(Rows from a dataset)

= = =

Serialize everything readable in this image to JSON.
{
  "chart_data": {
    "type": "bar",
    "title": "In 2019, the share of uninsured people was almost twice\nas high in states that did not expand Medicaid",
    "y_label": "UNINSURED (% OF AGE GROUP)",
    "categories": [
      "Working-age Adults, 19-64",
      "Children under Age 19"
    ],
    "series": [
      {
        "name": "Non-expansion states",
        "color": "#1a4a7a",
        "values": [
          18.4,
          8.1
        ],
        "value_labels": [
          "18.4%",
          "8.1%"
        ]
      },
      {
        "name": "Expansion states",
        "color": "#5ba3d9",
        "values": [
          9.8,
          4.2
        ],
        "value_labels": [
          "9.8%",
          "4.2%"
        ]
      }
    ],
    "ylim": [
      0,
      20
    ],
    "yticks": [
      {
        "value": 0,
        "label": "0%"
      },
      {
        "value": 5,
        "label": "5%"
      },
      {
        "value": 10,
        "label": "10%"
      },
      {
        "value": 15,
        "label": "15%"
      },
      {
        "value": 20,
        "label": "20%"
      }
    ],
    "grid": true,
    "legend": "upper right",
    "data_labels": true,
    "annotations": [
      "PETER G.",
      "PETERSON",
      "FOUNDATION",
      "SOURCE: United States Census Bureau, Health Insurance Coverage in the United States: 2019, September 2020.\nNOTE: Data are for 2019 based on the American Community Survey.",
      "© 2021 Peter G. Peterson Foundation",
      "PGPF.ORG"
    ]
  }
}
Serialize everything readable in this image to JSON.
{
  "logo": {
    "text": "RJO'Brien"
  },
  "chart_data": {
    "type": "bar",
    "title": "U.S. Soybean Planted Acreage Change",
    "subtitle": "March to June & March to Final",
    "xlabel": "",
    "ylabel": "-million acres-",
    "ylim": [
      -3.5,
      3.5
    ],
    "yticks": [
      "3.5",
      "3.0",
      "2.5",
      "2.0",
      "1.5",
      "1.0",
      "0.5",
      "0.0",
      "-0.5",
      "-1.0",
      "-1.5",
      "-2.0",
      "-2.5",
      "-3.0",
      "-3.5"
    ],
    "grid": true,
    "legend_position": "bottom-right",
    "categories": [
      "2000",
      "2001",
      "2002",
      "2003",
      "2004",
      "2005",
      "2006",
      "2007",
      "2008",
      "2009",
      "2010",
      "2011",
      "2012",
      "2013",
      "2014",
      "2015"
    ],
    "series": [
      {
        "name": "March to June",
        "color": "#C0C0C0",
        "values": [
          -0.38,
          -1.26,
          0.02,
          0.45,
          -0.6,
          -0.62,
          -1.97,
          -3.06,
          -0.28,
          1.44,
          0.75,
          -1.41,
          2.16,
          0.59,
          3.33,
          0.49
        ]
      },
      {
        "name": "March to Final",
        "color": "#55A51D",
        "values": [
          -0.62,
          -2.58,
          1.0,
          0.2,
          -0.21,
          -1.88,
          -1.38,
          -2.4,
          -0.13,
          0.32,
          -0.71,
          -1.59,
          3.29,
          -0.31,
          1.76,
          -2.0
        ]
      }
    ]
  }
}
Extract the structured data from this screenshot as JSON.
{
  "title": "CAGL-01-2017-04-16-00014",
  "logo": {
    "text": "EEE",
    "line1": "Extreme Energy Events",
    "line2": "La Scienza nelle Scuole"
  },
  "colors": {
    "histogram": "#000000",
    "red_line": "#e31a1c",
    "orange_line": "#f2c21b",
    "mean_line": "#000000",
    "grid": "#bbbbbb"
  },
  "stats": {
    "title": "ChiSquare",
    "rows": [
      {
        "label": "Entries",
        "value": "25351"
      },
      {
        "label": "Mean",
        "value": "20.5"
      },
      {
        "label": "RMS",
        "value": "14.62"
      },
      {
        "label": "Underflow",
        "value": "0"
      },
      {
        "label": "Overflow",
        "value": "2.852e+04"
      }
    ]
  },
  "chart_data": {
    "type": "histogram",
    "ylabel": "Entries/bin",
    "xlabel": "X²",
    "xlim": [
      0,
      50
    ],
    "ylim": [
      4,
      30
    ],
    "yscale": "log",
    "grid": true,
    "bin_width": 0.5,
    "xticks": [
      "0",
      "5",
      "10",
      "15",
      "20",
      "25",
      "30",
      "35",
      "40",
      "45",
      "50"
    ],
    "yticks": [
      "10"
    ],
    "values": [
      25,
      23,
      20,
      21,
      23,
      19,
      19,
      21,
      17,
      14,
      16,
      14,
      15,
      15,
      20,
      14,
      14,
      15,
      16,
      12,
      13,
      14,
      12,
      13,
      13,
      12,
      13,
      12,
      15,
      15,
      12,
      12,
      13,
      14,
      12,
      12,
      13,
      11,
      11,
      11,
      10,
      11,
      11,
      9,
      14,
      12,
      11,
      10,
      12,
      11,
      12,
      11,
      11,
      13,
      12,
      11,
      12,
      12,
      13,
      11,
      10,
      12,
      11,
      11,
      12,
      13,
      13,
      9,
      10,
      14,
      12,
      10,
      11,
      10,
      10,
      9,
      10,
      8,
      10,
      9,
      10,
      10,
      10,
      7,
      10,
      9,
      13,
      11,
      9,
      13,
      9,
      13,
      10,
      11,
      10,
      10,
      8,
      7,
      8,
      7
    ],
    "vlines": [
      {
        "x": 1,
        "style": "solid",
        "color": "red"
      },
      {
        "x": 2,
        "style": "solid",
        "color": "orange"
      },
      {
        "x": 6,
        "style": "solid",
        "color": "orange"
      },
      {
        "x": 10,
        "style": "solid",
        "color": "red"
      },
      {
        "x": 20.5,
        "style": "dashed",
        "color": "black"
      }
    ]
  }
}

= = =

Retype all of the data shown above, word for word.

◆ **Final answer**
Serialize everything readable in this image to JSON.
{
  "chart_data": {
    "type": "bar",
    "title": "In 2019, the share of uninsured people was almost twice\nas high in states that did not expand Medicaid",
    "y_label": "UNINSURED (% OF AGE GROUP)",
    "categories": [
      "Working-age Adults, 19-64",
      "Children under Age 19"
    ],
    "series": [
      {
        "name": "Non-expansion states",
        "color": "#1a4a7a",
        "values": [
          18.4,
          8.1
        ],
        "value_labels": [
          "18.4%",
          "8.1%"
        ]
      },
      {
        "name": "Expansion states",
        "color": "#5ba3d9",
        "values": [
          9.8,
          4.2
        ],
        "value_labels": [
          "9.8%",
          "4.2%"
        ]
      }
    ],
    "ylim": [
      0,
      20
    ],
    "yticks": [
      {
        "value": 0,
        "label": "0%"
      },
      {
        "value": 5,
        "label": "5%"
      },
      {
        "value": 10,
        "label": "10%"
      },
      {
        "value": 15,
        "label": "15%"
      },
      {
        "value": 20,
        "label": "20%"
      }
    ],
    "grid": true,
    "legend": "upper right",
    "data_labels": true,
    "annotations": [
      "PETER G.",
      "PETERSON",
      "FOUNDATION",
      "SOURCE: United States Census Bureau, Health Insurance Coverage in the United States: 2019, September 2020.\nNOTE: Data are for 2019 based on the American Community Survey.",
      "© 2021 Peter G. Peterson Foundation",
      "PGPF.ORG"
    ]
  }
}
Serialize everything readable in this image to JSON.
{
  "logo": {
    "text": "RJO'Brien"
  },
  "chart_data": {
    "type": "bar",
    "title": "U.S. Soybean Planted Acreage Change",
    "subtitle": "March to June & March to Final",
    "xlabel": "",
    "ylabel": "-million acres-",
    "ylim": [
      -3.5,
      3.5
    ],
    "yticks": [
      "3.5",
      "3.0",
      "2.5",
      "2.0",
      "1.5",
      "1.0",
      "0.5",
      "0.0",
      "-0.5",
      "-1.0",
      "-1.5",
      "-2.0",
      "-2.5",
      "-3.0",
      "-3.5"
    ],
    "grid": true,
    "legend_position": "bottom-right",
    "categories": [
      "2000",
      "2001",
      "2002",
      "2003",
      "2004",
      "2005",
      "2006",
      "2007",
      "2008",
      "2009",
      "2010",
      "2011",
      "2012",
      "2013",
      "2014",
      "2015"
    ],
    "series": [
      {
        "name": "March to June",
        "color": "#C0C0C0",
        "values": [
          -0.38,
          -1.26,
          0.02,
          0.45,
          -0.6,
          -0.62,
          -1.97,
          -3.06,
          -0.28,
          1.44,
          0.75,
          -1.41,
          2.16,
          0.59,
          3.33,
          0.49
        ]
      },
      {
        "name": "March to Final",
        "color": "#55A51D",
        "values": [
          -0.62,
          -2.58,
          1.0,
          0.2,
          -0.21,
          -1.88,
          -1.38,
          -2.4,
          -0.13,
          0.32,
          -0.71,
          -1.59,
          3.29,
          -0.31,
          1.76,
          -2.0
        ]
      }
    ]
  }
}
Extract the structured data from this screenshot as JSON.
{
  "title": "CAGL-01-2017-04-16-00014",
  "logo": {
    "text": "EEE",
    "line1": "Extreme Energy Events",
    "line2": "La Scienza nelle Scuole"
  },
  "colors": {
    "histogram": "#000000",
    "red_line": "#e31a1c",
    "orange_line": "#f2c21b",
    "mean_line": "#000000",
    "grid": "#bbbbbb"
  },
  "stats": {
    "title": "ChiSquare",
    "rows": [
      {
        "label": "Entries",
        "value": "25351"
      },
      {
        "label": "Mean",
        "value": "20.5"
      },
      {
        "label": "RMS",
        "value": "14.62"
      },
      {
        "label": "Underflow",
        "value": "0"
      },
      {
        "label": "Overflow",
        "value": "2.852e+04"
      }
    ]
  },
  "chart_data": {
    "type": "histogram",
    "ylabel": "Entries/bin",
    "xlabel": "X²",
    "xlim": [
      0,
      50
    ],
    "ylim": [
      4,
      30
    ],
    "yscale": "log",
    "grid": true,
    "bin_width": 0.5,
    "xticks": [
      "0",
      "5",
      "10",
      "15",
      "20",
      "25",
      "30",
      "35",
      "40",
      "45",
      "50"
    ],
    "yticks": [
      "10"
    ],
    "values": [
      25,
      23,
      20,
      21,
      23,
      19,
      19,
      21,
      17,
      14,
      16,
      14,
      15,
      15,
      20,
      14,
      14,
      15,
      16,
      12,
      13,
      14,
      12,
      13,
      13,
      12,
      13,
      12,
      15,
      15,
      12,
      12,
      13,
      14,
      12,
      12,
      13,
      11,
      11,
      11,
      10,
      11,
      11,
      9,
      14,
      12,
      11,
      10,
      12,
      11,
      12,
      11,
      11,
      13,
      12,
      11,
      12,
      12,
      13,
      11,
      10,
      12,
      11,
      11,
      12,
      13,
      13,
      9,
      10,
      14,
      12,
      10,
      11,
      10,
      10,
      9,
      10,
      8,
      10,
      9,
      10,
      10,
      10,
      7,
      10,
      9,
      13,
      11,
      9,
      13,
      9,
      13,
      10,
      11,
      10,
      10,
      8,
      7,
      8,
      7
    ],
    "vlines": [
      {
        "x": 1,
        "style": "solid",
        "color": "red"
      },
      {
        "x": 2,
        "style": "solid",
        "color": "orange"
      },
      {
        "x": 6,
        "style": "solid",
        "color": "orange"
      },
      {
        "x": 10,
        "style": "solid",
        "color": "red"
      },
      {
        "x": 20.5,
        "style": "dashed",
        "color": "black"
      }
    ]
  }
}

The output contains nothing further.